DESCRIPTION OF THE TASK
Write the data out again exactly, dropping any images it holds.

INFORMATION GIVEN
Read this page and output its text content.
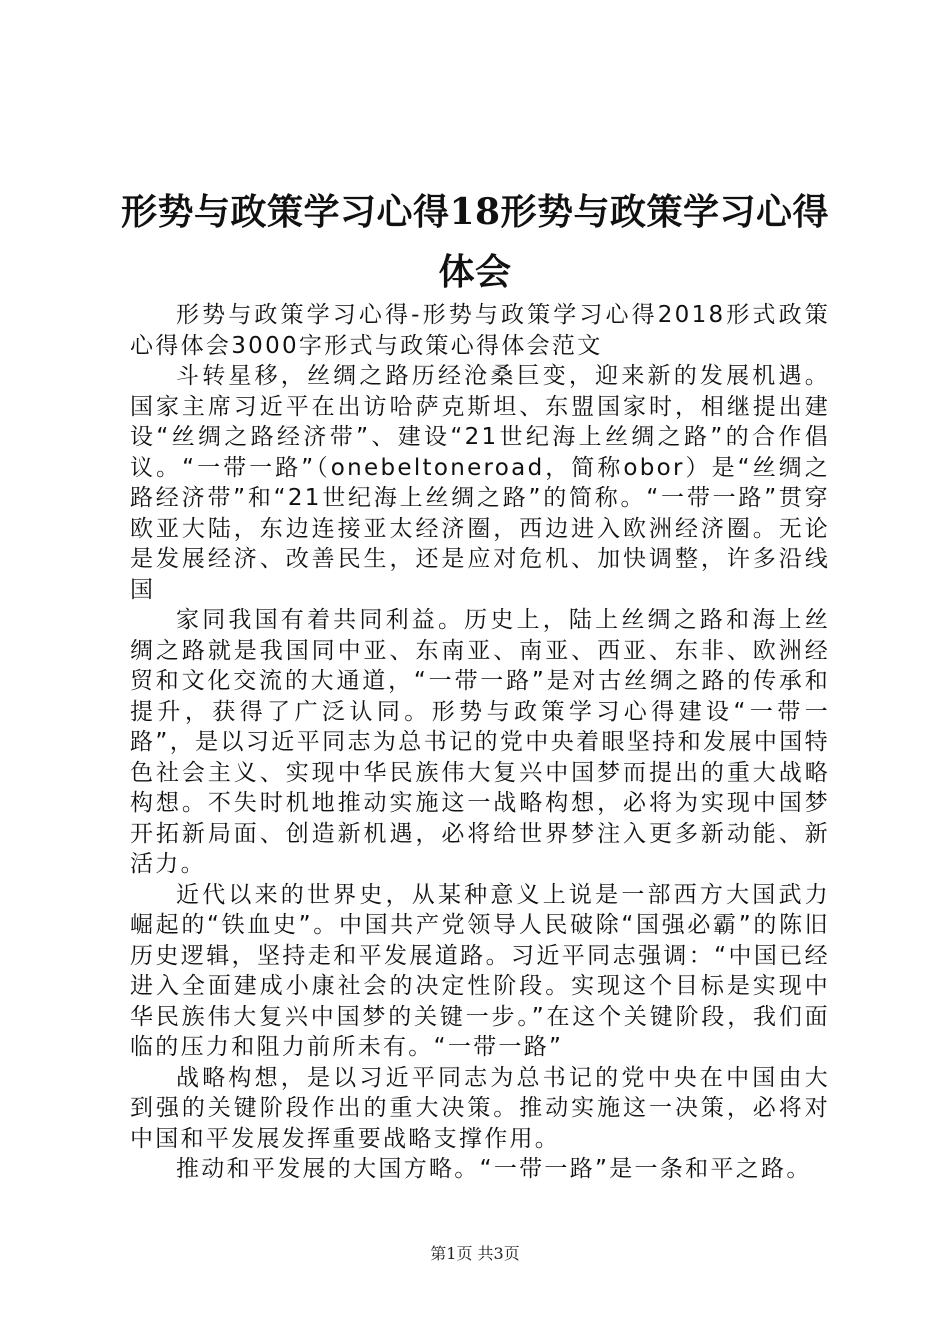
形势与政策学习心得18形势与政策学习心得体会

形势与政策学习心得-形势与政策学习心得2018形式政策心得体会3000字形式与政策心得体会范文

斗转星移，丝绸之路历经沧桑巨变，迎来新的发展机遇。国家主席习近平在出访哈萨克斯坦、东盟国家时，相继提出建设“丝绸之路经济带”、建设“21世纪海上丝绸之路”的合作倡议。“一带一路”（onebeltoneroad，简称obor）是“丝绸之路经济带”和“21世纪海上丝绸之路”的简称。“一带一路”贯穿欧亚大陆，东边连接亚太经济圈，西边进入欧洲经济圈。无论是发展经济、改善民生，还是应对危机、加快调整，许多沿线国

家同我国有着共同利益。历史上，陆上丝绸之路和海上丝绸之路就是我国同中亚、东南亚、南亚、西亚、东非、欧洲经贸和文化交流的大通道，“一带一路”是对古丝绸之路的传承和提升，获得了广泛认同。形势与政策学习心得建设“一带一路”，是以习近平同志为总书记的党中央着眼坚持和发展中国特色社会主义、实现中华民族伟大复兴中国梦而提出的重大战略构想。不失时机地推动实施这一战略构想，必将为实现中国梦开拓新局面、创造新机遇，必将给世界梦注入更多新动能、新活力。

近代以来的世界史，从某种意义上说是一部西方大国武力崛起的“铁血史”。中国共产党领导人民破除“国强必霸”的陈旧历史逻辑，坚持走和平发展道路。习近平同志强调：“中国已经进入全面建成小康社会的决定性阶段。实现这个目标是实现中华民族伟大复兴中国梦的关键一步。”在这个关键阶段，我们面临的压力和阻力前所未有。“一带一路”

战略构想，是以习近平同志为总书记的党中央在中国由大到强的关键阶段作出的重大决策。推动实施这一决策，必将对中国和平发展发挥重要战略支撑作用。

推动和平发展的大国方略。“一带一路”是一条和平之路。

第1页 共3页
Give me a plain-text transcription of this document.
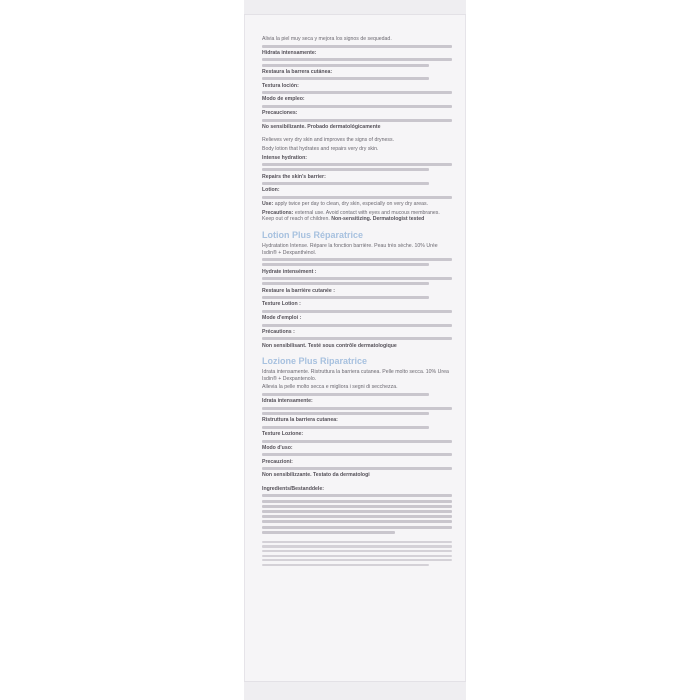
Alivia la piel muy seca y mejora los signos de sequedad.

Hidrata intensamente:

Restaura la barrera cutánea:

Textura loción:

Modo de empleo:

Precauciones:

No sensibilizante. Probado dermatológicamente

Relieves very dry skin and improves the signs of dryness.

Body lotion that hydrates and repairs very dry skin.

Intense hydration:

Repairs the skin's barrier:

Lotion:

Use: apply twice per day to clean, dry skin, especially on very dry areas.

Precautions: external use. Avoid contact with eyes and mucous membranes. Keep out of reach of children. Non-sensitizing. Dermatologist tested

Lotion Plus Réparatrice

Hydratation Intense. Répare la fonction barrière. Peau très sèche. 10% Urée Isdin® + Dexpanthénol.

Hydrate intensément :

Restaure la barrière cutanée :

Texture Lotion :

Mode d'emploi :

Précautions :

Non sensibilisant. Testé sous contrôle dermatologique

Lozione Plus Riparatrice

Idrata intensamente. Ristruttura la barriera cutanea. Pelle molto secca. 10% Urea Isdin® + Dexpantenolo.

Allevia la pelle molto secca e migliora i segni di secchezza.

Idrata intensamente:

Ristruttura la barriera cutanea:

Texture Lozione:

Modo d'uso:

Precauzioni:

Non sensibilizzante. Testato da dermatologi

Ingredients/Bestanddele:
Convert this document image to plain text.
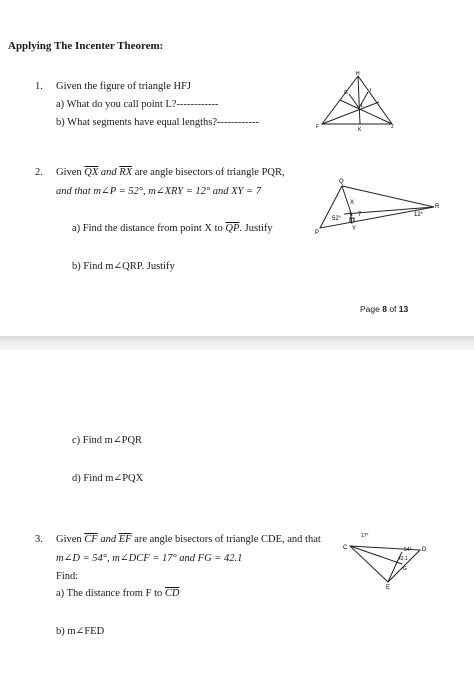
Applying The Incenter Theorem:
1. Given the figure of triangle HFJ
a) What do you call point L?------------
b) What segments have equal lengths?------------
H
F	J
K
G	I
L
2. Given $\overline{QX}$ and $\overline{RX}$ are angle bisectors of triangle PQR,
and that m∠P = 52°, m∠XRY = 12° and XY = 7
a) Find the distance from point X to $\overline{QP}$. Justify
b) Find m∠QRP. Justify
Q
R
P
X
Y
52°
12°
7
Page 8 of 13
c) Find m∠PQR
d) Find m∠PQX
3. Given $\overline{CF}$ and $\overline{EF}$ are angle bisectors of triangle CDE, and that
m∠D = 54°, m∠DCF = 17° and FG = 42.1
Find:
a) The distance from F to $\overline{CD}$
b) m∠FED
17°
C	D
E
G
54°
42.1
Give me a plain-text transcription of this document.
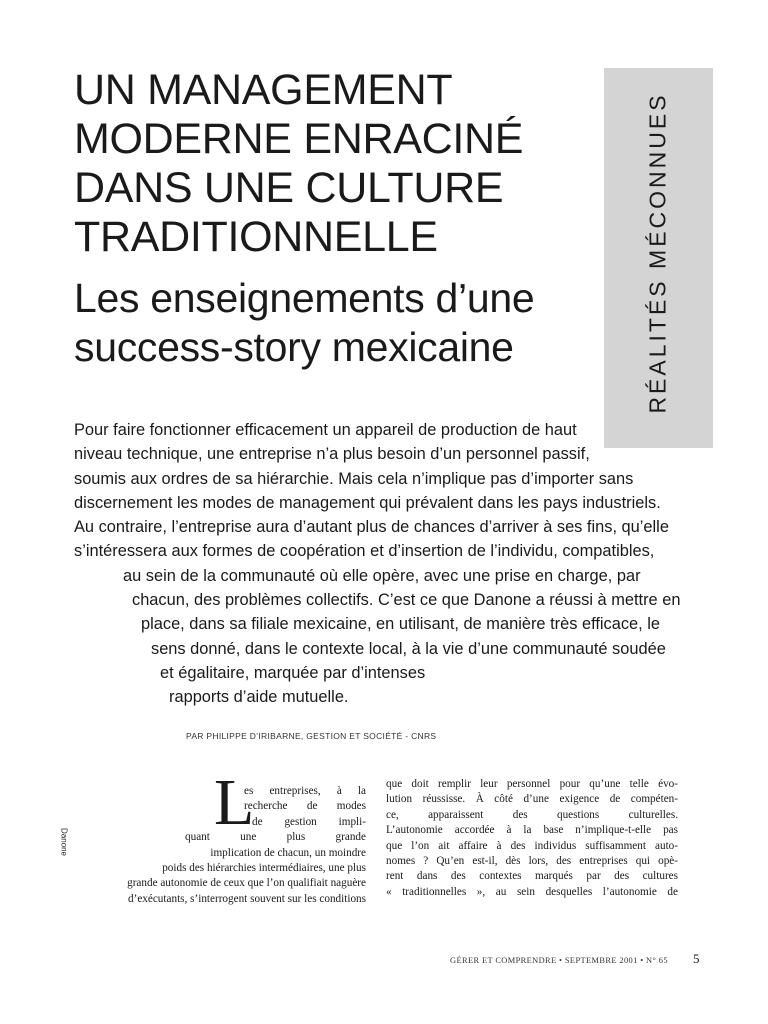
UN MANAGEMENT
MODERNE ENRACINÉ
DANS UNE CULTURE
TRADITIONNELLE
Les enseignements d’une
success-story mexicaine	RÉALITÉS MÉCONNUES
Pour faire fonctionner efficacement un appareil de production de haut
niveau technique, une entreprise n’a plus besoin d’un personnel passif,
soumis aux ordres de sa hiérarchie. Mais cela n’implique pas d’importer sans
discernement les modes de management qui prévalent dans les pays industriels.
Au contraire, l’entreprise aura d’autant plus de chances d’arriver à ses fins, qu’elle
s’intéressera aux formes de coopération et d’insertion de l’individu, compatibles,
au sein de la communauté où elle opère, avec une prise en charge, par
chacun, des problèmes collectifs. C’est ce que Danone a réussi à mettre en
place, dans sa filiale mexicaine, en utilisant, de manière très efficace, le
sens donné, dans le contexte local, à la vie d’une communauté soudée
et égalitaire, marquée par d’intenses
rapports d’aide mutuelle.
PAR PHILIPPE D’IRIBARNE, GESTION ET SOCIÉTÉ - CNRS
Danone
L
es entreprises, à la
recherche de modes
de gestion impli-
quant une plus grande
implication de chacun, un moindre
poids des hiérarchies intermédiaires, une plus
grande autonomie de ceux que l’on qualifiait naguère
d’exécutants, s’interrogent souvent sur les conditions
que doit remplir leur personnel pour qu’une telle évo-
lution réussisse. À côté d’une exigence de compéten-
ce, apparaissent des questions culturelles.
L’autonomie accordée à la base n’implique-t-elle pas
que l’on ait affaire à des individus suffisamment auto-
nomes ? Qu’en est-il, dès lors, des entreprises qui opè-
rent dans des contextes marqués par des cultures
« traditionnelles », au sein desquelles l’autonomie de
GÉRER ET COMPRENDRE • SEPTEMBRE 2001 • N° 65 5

SOLVED EXERCISE
Read this page and output its text content.
形势与政策学习心得18形势与政策学习心得体会

形势与政策学习心得-形势与政策学习心得2018形式政策心得体会3000字形式与政策心得体会范文

斗转星移，丝绸之路历经沧桑巨变，迎来新的发展机遇。国家主席习近平在出访哈萨克斯坦、东盟国家时，相继提出建设“丝绸之路经济带”、建设“21世纪海上丝绸之路”的合作倡议。“一带一路”（onebeltoneroad，简称obor）是“丝绸之路经济带”和“21世纪海上丝绸之路”的简称。“一带一路”贯穿欧亚大陆，东边连接亚太经济圈，西边进入欧洲经济圈。无论是发展经济、改善民生，还是应对危机、加快调整，许多沿线国

家同我国有着共同利益。历史上，陆上丝绸之路和海上丝绸之路就是我国同中亚、东南亚、南亚、西亚、东非、欧洲经贸和文化交流的大通道，“一带一路”是对古丝绸之路的传承和提升，获得了广泛认同。形势与政策学习心得建设“一带一路”，是以习近平同志为总书记的党中央着眼坚持和发展中国特色社会主义、实现中华民族伟大复兴中国梦而提出的重大战略构想。不失时机地推动实施这一战略构想，必将为实现中国梦开拓新局面、创造新机遇，必将给世界梦注入更多新动能、新活力。

近代以来的世界史，从某种意义上说是一部西方大国武力崛起的“铁血史”。中国共产党领导人民破除“国强必霸”的陈旧历史逻辑，坚持走和平发展道路。习近平同志强调：“中国已经进入全面建成小康社会的决定性阶段。实现这个目标是实现中华民族伟大复兴中国梦的关键一步。”在这个关键阶段，我们面临的压力和阻力前所未有。“一带一路”

战略构想，是以习近平同志为总书记的党中央在中国由大到强的关键阶段作出的重大决策。推动实施这一决策，必将对中国和平发展发挥重要战略支撑作用。

推动和平发展的大国方略。“一带一路”是一条和平之路。

第1页 共3页
Give me a plain-text transcription of this document.
Alivia la piel muy seca y mejora los signos de sequedad.

Hidrata intensamente:

Restaura la barrera cutánea:

Textura loción:

Modo de empleo:

Precauciones:

No sensibilizante. Probado dermatológicamente

Relieves very dry skin and improves the signs of dryness.

Body lotion that hydrates and repairs very dry skin.

Intense hydration:

Repairs the skin's barrier:

Lotion:

Use: apply twice per day to clean, dry skin, especially on very dry areas.

Precautions: external use. Avoid contact with eyes and mucous membranes. Keep out of reach of children. Non-sensitizing. Dermatologist tested

Lotion Plus Réparatrice

Hydratation Intense. Répare la fonction barrière. Peau très sèche. 10% Urée Isdin® + Dexpanthénol.

Hydrate intensément :

Restaure la barrière cutanée :

Texture Lotion :

Mode d'emploi :

Précautions :

Non sensibilisant. Testé sous contrôle dermatologique

Lozione Plus Riparatrice

Idrata intensamente. Ristruttura la barriera cutanea. Pelle molto secca. 10% Urea Isdin® + Dexpantenolo.

Allevia la pelle molto secca e migliora i segni di secchezza.

Idrata intensamente:

Ristruttura la barriera cutanea:

Texture Lozione:

Modo d'uso:

Precauzioni:

Non sensibilizzante. Testato da dermatologi

Ingredients/Bestanddele:
Convert this document image to plain text.
Applying The Incenter Theorem:
1. Given the figure of triangle HFJ
a) What do you call point L?------------
b) What segments have equal lengths?------------
H
F	J
K
G	I
L
2. Given $\overline{QX}$ and $\overline{RX}$ are angle bisectors of triangle PQR,
and that m∠P = 52°, m∠XRY = 12° and XY = 7
a) Find the distance from point X to $\overline{QP}$. Justify
b) Find m∠QRP. Justify
Q
R
P
X
Y
52°
12°
7
Page 8 of 13
c) Find m∠PQR
d) Find m∠PQX
3. Given $\overline{CF}$ and $\overline{EF}$ are angle bisectors of triangle CDE, and that
m∠D = 54°, m∠DCF = 17° and FG = 42.1
Find:
a) The distance from F to $\overline{CD}$
b) m∠FED
17°
C	D
E
G
54°
42.1
Give me a plain-text transcription of this document.
UN MANAGEMENT
MODERNE ENRACINÉ
DANS UNE CULTURE
TRADITIONNELLE
Les enseignements d’une
success-story mexicaine	RÉALITÉS MÉCONNUES
Pour faire fonctionner efficacement un appareil de production de haut
niveau technique, une entreprise n’a plus besoin d’un personnel passif,
soumis aux ordres de sa hiérarchie. Mais cela n’implique pas d’importer sans
discernement les modes de management qui prévalent dans les pays industriels.
Au contraire, l’entreprise aura d’autant plus de chances d’arriver à ses fins, qu’elle
s’intéressera aux formes de coopération et d’insertion de l’individu, compatibles,
au sein de la communauté où elle opère, avec une prise en charge, par
chacun, des problèmes collectifs. C’est ce que Danone a réussi à mettre en
place, dans sa filiale mexicaine, en utilisant, de manière très efficace, le
sens donné, dans le contexte local, à la vie d’une communauté soudée
et égalitaire, marquée par d’intenses
rapports d’aide mutuelle.
PAR PHILIPPE D’IRIBARNE, GESTION ET SOCIÉTÉ - CNRS
Danone
L
es entreprises, à la
recherche de modes
de gestion impli-
quant une plus grande
implication de chacun, un moindre
poids des hiérarchies intermédiaires, une plus
grande autonomie de ceux que l’on qualifiait naguère
d’exécutants, s’interrogent souvent sur les conditions
que doit remplir leur personnel pour qu’une telle évo-
lution réussisse. À côté d’une exigence de compéten-
ce, apparaissent des questions culturelles.
L’autonomie accordée à la base n’implique-t-elle pas
que l’on ait affaire à des individus suffisamment auto-
nomes ? Qu’en est-il, dès lors, des entreprises qui opè-
rent dans des contextes marqués par des cultures
« traditionnelles », au sein desquelles l’autonomie de
GÉRER ET COMPRENDRE • SEPTEMBRE 2001 • N° 65 5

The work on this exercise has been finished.